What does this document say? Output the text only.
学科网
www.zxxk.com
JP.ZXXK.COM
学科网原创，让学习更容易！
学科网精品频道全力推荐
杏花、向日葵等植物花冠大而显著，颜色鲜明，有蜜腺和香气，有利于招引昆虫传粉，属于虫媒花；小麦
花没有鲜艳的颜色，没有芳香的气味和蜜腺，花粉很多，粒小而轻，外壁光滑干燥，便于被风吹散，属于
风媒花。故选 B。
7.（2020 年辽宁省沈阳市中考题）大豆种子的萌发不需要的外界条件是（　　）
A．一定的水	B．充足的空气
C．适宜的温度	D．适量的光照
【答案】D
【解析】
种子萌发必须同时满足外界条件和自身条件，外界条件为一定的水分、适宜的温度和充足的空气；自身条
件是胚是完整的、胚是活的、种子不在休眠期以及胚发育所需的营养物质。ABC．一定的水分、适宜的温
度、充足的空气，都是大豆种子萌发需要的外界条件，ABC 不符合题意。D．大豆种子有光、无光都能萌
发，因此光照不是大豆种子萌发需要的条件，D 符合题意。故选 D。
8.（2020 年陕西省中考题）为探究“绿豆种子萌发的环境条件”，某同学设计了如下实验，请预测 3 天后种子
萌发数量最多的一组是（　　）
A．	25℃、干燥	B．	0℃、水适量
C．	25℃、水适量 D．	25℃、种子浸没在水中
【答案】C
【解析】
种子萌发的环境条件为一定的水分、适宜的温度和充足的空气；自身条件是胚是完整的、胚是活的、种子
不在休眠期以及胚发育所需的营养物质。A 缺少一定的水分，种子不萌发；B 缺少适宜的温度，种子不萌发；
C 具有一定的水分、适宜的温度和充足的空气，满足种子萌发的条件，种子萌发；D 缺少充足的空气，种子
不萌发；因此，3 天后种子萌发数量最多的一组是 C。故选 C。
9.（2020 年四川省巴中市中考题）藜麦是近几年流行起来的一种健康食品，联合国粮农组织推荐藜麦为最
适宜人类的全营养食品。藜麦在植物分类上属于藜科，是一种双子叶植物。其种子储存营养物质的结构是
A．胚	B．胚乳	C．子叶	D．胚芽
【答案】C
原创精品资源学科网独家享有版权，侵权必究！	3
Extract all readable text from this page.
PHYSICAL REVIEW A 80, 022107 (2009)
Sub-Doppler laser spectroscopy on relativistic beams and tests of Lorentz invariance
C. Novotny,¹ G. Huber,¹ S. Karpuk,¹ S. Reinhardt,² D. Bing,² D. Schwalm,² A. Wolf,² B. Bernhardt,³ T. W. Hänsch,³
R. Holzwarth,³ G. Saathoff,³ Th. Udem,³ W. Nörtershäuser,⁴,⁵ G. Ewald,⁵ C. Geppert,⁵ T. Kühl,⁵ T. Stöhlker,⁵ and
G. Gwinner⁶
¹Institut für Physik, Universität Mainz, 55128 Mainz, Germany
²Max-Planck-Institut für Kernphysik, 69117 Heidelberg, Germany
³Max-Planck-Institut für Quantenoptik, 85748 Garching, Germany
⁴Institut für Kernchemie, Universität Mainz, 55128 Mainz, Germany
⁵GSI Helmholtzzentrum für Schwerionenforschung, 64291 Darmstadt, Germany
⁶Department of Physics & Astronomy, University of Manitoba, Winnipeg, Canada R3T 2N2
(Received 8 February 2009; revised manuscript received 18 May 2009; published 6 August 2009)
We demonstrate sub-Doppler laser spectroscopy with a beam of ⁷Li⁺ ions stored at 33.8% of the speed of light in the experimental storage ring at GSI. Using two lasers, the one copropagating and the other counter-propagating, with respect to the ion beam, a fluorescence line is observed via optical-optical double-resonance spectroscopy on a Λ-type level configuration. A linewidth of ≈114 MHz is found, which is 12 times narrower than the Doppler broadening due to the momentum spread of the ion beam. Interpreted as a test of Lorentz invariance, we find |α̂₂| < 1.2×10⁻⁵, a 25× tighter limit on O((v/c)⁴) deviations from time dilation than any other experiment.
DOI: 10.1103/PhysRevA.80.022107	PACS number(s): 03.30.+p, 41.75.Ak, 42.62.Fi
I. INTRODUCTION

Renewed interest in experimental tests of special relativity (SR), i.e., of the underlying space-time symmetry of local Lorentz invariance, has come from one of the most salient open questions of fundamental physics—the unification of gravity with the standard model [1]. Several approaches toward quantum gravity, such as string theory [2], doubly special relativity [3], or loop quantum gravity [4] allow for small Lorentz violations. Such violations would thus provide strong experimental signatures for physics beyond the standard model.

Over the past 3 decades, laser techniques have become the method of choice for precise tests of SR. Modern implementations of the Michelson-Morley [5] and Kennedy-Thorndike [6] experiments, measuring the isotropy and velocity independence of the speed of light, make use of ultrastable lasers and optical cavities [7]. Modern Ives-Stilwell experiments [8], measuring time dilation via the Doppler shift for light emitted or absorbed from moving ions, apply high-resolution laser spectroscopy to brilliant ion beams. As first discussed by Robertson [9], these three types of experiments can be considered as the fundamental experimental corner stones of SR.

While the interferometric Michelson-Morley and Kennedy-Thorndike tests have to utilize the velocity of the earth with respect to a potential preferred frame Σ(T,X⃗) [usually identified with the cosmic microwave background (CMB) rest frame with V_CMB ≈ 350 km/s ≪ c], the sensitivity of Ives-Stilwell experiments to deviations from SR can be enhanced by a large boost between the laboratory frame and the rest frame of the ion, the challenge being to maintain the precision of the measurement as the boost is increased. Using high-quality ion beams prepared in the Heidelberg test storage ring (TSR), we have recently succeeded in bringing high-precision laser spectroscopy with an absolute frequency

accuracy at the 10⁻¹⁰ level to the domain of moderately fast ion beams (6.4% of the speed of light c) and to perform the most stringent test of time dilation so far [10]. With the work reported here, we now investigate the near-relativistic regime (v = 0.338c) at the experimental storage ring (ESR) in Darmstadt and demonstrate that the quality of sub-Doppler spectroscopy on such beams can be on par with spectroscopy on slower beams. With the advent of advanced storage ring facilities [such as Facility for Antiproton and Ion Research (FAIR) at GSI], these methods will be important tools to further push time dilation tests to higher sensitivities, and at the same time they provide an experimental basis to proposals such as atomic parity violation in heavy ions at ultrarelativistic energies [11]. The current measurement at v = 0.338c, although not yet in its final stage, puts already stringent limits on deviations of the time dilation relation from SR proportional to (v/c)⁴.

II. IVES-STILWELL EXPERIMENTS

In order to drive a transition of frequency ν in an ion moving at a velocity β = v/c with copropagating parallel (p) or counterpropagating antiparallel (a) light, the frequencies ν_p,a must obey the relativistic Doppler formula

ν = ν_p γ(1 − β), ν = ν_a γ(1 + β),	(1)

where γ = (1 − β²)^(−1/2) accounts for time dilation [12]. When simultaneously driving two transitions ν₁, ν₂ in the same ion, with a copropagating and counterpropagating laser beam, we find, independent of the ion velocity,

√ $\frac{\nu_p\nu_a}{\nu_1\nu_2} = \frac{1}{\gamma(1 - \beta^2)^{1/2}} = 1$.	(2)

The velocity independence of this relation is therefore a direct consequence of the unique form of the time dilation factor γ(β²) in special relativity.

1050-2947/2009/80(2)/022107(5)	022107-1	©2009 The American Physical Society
|---|
Here, the records must be output exactly and in full.

__Result for this exercise__.
What does this document say? Output the text only.
学科网
www.zxxk.com
JP.ZXXK.COM
学科网原创，让学习更容易！
学科网精品频道全力推荐
杏花、向日葵等植物花冠大而显著，颜色鲜明，有蜜腺和香气，有利于招引昆虫传粉，属于虫媒花；小麦
花没有鲜艳的颜色，没有芳香的气味和蜜腺，花粉很多，粒小而轻，外壁光滑干燥，便于被风吹散，属于
风媒花。故选 B。
7.（2020 年辽宁省沈阳市中考题）大豆种子的萌发不需要的外界条件是（　　）
A．一定的水	B．充足的空气
C．适宜的温度	D．适量的光照
【答案】D
【解析】
种子萌发必须同时满足外界条件和自身条件，外界条件为一定的水分、适宜的温度和充足的空气；自身条
件是胚是完整的、胚是活的、种子不在休眠期以及胚发育所需的营养物质。ABC．一定的水分、适宜的温
度、充足的空气，都是大豆种子萌发需要的外界条件，ABC 不符合题意。D．大豆种子有光、无光都能萌
发，因此光照不是大豆种子萌发需要的条件，D 符合题意。故选 D。
8.（2020 年陕西省中考题）为探究“绿豆种子萌发的环境条件”，某同学设计了如下实验，请预测 3 天后种子
萌发数量最多的一组是（　　）
A．	25℃、干燥	B．	0℃、水适量
C．	25℃、水适量 D．	25℃、种子浸没在水中
【答案】C
【解析】
种子萌发的环境条件为一定的水分、适宜的温度和充足的空气；自身条件是胚是完整的、胚是活的、种子
不在休眠期以及胚发育所需的营养物质。A 缺少一定的水分，种子不萌发；B 缺少适宜的温度，种子不萌发；
C 具有一定的水分、适宜的温度和充足的空气，满足种子萌发的条件，种子萌发；D 缺少充足的空气，种子
不萌发；因此，3 天后种子萌发数量最多的一组是 C。故选 C。
9.（2020 年四川省巴中市中考题）藜麦是近几年流行起来的一种健康食品，联合国粮农组织推荐藜麦为最
适宜人类的全营养食品。藜麦在植物分类上属于藜科，是一种双子叶植物。其种子储存营养物质的结构是
A．胚	B．胚乳	C．子叶	D．胚芽
【答案】C
原创精品资源学科网独家享有版权，侵权必究！	3
Extract all readable text from this page.
PHYSICAL REVIEW A 80, 022107 (2009)
Sub-Doppler laser spectroscopy on relativistic beams and tests of Lorentz invariance
C. Novotny,¹ G. Huber,¹ S. Karpuk,¹ S. Reinhardt,² D. Bing,² D. Schwalm,² A. Wolf,² B. Bernhardt,³ T. W. Hänsch,³
R. Holzwarth,³ G. Saathoff,³ Th. Udem,³ W. Nörtershäuser,⁴,⁵ G. Ewald,⁵ C. Geppert,⁵ T. Kühl,⁵ T. Stöhlker,⁵ and
G. Gwinner⁶
¹Institut für Physik, Universität Mainz, 55128 Mainz, Germany
²Max-Planck-Institut für Kernphysik, 69117 Heidelberg, Germany
³Max-Planck-Institut für Quantenoptik, 85748 Garching, Germany
⁴Institut für Kernchemie, Universität Mainz, 55128 Mainz, Germany
⁵GSI Helmholtzzentrum für Schwerionenforschung, 64291 Darmstadt, Germany
⁶Department of Physics & Astronomy, University of Manitoba, Winnipeg, Canada R3T 2N2
(Received 8 February 2009; revised manuscript received 18 May 2009; published 6 August 2009)
We demonstrate sub-Doppler laser spectroscopy with a beam of ⁷Li⁺ ions stored at 33.8% of the speed of light in the experimental storage ring at GSI. Using two lasers, the one copropagating and the other counter-propagating, with respect to the ion beam, a fluorescence line is observed via optical-optical double-resonance spectroscopy on a Λ-type level configuration. A linewidth of ≈114 MHz is found, which is 12 times narrower than the Doppler broadening due to the momentum spread of the ion beam. Interpreted as a test of Lorentz invariance, we find |α̂₂| < 1.2×10⁻⁵, a 25× tighter limit on O((v/c)⁴) deviations from time dilation than any other experiment.
DOI: 10.1103/PhysRevA.80.022107	PACS number(s): 03.30.+p, 41.75.Ak, 42.62.Fi
I. INTRODUCTION

Renewed interest in experimental tests of special relativity (SR), i.e., of the underlying space-time symmetry of local Lorentz invariance, has come from one of the most salient open questions of fundamental physics—the unification of gravity with the standard model [1]. Several approaches toward quantum gravity, such as string theory [2], doubly special relativity [3], or loop quantum gravity [4] allow for small Lorentz violations. Such violations would thus provide strong experimental signatures for physics beyond the standard model.

Over the past 3 decades, laser techniques have become the method of choice for precise tests of SR. Modern implementations of the Michelson-Morley [5] and Kennedy-Thorndike [6] experiments, measuring the isotropy and velocity independence of the speed of light, make use of ultrastable lasers and optical cavities [7]. Modern Ives-Stilwell experiments [8], measuring time dilation via the Doppler shift for light emitted or absorbed from moving ions, apply high-resolution laser spectroscopy to brilliant ion beams. As first discussed by Robertson [9], these three types of experiments can be considered as the fundamental experimental corner stones of SR.

While the interferometric Michelson-Morley and Kennedy-Thorndike tests have to utilize the velocity of the earth with respect to a potential preferred frame Σ(T,X⃗) [usually identified with the cosmic microwave background (CMB) rest frame with V_CMB ≈ 350 km/s ≪ c], the sensitivity of Ives-Stilwell experiments to deviations from SR can be enhanced by a large boost between the laboratory frame and the rest frame of the ion, the challenge being to maintain the precision of the measurement as the boost is increased. Using high-quality ion beams prepared in the Heidelberg test storage ring (TSR), we have recently succeeded in bringing high-precision laser spectroscopy with an absolute frequency

accuracy at the 10⁻¹⁰ level to the domain of moderately fast ion beams (6.4% of the speed of light c) and to perform the most stringent test of time dilation so far [10]. With the work reported here, we now investigate the near-relativistic regime (v = 0.338c) at the experimental storage ring (ESR) in Darmstadt and demonstrate that the quality of sub-Doppler spectroscopy on such beams can be on par with spectroscopy on slower beams. With the advent of advanced storage ring facilities [such as Facility for Antiproton and Ion Research (FAIR) at GSI], these methods will be important tools to further push time dilation tests to higher sensitivities, and at the same time they provide an experimental basis to proposals such as atomic parity violation in heavy ions at ultrarelativistic energies [11]. The current measurement at v = 0.338c, although not yet in its final stage, puts already stringent limits on deviations of the time dilation relation from SR proportional to (v/c)⁴.

II. IVES-STILWELL EXPERIMENTS

In order to drive a transition of frequency ν in an ion moving at a velocity β = v/c with copropagating parallel (p) or counterpropagating antiparallel (a) light, the frequencies ν_p,a must obey the relativistic Doppler formula

ν = ν_p γ(1 − β), ν = ν_a γ(1 + β),	(1)

where γ = (1 − β²)^(−1/2) accounts for time dilation [12]. When simultaneously driving two transitions ν₁, ν₂ in the same ion, with a copropagating and counterpropagating laser beam, we find, independent of the ion velocity,

√ $\frac{\nu_p\nu_a}{\nu_1\nu_2} = \frac{1}{\gamma(1 - \beta^2)^{1/2}} = 1$.	(2)

The velocity independence of this relation is therefore a direct consequence of the unique form of the time dilation factor γ(β²) in special relativity.

1050-2947/2009/80(2)/022107(5)	022107-1	©2009 The American Physical Society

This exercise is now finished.